**Problem details:** Copy out every line that contains "Pixels".

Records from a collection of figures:
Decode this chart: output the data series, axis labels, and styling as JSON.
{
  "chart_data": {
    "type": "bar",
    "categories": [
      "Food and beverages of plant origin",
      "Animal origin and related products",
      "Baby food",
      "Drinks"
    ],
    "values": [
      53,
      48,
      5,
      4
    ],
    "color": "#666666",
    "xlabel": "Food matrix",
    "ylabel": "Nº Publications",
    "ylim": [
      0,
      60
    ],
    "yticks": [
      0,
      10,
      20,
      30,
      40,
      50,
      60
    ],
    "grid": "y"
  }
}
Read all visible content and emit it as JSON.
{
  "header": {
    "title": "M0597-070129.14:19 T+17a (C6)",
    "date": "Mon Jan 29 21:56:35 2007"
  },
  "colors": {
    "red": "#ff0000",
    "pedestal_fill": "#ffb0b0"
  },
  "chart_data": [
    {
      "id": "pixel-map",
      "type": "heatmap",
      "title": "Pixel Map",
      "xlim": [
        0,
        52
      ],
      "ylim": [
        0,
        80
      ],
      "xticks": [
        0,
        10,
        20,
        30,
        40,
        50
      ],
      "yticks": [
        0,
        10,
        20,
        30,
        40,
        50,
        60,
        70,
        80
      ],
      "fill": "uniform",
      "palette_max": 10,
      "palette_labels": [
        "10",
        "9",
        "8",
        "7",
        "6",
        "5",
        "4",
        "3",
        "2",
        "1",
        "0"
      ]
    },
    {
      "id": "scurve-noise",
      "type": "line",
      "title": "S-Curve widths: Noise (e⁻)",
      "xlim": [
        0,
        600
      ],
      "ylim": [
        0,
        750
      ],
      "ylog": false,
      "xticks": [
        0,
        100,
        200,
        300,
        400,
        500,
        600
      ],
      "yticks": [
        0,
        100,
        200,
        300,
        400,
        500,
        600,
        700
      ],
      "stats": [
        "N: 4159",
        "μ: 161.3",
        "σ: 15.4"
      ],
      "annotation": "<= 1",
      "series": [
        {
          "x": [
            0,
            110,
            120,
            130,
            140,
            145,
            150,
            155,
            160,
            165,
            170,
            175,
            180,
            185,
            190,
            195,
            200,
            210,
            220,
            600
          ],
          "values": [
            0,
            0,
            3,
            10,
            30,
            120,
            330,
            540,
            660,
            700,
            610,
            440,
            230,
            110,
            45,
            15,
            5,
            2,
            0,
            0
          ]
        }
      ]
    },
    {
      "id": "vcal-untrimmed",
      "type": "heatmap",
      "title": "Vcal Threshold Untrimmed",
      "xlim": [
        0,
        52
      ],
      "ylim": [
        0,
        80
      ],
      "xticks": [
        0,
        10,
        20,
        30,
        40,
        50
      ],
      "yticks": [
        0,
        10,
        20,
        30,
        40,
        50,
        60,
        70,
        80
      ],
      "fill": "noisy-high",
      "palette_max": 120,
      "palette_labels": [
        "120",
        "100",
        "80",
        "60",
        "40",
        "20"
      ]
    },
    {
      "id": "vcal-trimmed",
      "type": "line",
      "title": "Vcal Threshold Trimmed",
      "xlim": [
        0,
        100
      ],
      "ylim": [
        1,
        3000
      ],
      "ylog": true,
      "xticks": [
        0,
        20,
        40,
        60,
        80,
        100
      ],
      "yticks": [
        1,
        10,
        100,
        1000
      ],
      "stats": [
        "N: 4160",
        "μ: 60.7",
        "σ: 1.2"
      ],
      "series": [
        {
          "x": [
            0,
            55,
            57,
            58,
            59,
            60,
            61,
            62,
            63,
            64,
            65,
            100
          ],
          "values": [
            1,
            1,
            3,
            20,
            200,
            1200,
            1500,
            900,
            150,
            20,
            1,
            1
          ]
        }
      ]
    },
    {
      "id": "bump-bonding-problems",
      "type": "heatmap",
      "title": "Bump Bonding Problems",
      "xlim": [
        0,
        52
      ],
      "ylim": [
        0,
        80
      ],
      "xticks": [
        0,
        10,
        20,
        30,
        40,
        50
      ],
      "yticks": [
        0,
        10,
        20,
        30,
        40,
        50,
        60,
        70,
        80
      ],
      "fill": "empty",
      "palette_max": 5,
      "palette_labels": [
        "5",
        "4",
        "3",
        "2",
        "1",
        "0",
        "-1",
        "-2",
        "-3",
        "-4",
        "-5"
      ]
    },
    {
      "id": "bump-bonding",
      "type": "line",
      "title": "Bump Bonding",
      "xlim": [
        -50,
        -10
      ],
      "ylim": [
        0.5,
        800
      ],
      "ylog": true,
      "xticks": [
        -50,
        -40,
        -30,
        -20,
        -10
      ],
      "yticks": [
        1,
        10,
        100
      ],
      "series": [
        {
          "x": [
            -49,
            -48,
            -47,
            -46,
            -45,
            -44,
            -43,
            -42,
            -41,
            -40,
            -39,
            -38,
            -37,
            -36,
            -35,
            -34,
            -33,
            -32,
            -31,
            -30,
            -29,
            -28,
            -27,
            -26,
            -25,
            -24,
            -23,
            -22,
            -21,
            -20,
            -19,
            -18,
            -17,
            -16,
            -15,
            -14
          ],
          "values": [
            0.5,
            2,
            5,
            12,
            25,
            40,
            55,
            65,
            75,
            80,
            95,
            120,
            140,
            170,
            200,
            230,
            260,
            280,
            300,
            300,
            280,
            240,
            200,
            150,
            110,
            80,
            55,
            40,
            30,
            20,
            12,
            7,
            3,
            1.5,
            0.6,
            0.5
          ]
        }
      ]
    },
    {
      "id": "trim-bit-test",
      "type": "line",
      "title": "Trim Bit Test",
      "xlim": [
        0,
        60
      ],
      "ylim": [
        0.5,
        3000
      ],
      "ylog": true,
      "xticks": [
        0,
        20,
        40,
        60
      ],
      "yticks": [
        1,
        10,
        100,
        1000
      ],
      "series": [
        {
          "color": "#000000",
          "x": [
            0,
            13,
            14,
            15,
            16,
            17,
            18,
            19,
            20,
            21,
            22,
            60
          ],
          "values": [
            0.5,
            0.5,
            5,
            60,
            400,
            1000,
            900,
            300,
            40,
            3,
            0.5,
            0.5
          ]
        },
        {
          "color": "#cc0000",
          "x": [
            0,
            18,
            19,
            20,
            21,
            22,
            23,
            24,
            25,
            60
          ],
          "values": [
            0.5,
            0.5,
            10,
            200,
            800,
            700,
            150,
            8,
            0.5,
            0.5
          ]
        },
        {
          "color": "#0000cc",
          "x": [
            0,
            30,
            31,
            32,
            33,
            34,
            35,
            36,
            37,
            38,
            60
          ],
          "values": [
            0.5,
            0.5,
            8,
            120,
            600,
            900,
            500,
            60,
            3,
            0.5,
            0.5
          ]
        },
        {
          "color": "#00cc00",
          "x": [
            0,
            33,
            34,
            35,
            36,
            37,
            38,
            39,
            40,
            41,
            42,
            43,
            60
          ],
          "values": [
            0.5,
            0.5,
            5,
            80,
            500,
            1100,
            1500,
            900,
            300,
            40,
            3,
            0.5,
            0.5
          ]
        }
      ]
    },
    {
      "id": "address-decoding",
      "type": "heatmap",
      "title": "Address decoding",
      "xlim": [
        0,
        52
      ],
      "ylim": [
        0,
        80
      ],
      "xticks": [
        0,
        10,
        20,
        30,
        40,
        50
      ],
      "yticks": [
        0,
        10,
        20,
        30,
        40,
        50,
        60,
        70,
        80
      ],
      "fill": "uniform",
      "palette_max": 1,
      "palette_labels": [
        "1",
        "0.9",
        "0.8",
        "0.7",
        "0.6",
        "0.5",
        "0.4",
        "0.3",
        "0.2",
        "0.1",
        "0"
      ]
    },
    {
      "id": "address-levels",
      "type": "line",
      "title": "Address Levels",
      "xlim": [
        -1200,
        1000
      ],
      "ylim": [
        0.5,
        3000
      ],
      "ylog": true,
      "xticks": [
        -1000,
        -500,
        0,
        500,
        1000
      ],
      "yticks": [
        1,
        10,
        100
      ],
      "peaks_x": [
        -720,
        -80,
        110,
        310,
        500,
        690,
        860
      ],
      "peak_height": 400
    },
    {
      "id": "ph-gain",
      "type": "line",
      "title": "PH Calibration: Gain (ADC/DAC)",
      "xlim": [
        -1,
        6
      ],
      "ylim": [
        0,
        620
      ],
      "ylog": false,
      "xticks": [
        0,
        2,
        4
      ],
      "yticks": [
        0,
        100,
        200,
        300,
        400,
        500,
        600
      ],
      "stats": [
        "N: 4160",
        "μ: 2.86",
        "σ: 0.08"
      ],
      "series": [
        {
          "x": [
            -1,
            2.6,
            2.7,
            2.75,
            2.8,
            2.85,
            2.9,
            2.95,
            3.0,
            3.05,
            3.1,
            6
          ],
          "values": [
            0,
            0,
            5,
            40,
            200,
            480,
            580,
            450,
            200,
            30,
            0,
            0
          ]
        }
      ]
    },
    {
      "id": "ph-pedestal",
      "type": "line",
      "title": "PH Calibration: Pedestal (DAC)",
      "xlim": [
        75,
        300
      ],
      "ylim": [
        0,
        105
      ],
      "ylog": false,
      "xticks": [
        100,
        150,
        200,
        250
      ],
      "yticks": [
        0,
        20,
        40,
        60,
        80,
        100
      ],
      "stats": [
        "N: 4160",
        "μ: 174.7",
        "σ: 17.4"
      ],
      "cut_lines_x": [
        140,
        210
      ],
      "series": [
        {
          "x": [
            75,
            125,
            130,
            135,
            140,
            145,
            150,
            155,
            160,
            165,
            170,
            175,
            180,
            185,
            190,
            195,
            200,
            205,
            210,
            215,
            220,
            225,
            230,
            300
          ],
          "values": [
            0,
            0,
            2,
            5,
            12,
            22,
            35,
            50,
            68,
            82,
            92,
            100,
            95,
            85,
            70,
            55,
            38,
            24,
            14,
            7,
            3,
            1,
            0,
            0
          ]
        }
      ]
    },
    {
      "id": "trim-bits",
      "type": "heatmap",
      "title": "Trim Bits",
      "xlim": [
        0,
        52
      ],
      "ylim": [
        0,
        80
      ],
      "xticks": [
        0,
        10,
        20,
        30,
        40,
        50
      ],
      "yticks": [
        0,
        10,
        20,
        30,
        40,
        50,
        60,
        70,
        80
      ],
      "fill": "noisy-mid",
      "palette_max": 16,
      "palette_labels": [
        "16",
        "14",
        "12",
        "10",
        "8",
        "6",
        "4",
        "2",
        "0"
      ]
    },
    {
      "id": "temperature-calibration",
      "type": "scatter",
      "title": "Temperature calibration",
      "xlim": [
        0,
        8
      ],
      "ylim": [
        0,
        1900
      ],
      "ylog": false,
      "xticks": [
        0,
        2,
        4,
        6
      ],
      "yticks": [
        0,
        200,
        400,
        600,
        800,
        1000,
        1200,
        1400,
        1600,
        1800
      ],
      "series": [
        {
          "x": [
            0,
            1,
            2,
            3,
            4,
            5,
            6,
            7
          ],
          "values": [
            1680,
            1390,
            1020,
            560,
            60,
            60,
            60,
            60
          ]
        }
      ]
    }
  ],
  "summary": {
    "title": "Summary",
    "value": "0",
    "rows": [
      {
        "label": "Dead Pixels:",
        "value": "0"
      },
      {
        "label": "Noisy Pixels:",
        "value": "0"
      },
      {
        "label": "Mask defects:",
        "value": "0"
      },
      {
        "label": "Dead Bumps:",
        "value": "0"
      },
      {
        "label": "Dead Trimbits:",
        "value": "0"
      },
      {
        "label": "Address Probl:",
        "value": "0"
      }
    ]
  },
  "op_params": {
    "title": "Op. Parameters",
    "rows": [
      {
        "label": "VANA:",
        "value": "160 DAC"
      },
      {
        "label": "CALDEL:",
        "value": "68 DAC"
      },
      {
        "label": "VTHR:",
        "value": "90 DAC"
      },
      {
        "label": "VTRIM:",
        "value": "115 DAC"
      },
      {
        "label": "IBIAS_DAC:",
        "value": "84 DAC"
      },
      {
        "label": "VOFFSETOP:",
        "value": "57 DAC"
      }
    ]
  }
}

**Full solution:**
        "label": "Dead Pixels:",
        "label": "Noisy Pixels:",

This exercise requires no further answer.